**GIVEN INFORMATION**
↓↓↓

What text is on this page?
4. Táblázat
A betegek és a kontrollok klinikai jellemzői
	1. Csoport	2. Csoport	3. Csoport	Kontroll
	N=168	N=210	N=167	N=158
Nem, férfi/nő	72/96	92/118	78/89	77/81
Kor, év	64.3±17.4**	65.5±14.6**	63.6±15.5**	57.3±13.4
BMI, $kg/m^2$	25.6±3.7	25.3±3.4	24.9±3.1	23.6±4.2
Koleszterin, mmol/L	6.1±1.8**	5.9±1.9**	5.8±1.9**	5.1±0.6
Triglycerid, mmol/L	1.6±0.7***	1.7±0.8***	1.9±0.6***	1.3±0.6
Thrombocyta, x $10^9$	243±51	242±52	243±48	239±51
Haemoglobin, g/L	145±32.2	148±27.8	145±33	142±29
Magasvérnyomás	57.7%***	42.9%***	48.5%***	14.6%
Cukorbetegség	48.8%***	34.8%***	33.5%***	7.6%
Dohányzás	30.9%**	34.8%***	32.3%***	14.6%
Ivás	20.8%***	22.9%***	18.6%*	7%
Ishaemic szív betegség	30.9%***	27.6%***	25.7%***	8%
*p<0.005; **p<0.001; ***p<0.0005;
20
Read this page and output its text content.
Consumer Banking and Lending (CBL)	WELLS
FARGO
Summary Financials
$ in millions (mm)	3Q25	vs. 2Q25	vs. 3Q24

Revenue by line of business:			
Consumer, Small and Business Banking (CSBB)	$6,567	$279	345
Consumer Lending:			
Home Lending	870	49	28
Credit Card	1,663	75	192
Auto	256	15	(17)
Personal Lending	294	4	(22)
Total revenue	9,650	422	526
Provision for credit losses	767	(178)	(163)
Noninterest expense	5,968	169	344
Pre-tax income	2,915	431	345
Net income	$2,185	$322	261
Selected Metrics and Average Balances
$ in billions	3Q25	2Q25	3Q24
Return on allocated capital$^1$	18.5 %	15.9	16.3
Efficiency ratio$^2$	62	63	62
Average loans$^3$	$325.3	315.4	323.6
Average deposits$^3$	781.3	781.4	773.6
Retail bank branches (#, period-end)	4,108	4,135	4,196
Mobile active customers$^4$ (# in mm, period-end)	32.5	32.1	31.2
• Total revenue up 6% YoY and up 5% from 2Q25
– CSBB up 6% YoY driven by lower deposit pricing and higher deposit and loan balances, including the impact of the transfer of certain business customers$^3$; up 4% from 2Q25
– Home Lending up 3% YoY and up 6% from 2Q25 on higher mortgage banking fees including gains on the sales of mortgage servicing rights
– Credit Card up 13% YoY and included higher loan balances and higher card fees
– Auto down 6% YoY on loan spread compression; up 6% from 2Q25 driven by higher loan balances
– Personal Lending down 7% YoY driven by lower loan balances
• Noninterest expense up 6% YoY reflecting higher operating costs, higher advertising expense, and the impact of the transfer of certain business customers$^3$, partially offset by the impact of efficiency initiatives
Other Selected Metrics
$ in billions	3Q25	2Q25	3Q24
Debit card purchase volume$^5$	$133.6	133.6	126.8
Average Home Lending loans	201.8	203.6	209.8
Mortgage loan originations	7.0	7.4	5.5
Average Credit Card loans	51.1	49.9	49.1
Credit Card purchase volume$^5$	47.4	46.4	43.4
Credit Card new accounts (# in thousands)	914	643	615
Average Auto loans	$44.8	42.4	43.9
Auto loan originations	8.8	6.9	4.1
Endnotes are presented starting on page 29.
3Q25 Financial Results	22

↑↑↑

**TASK**
Tally the lines in the records above that contain the word "from", and give only that number.

**WRITTEN ANSWER**
4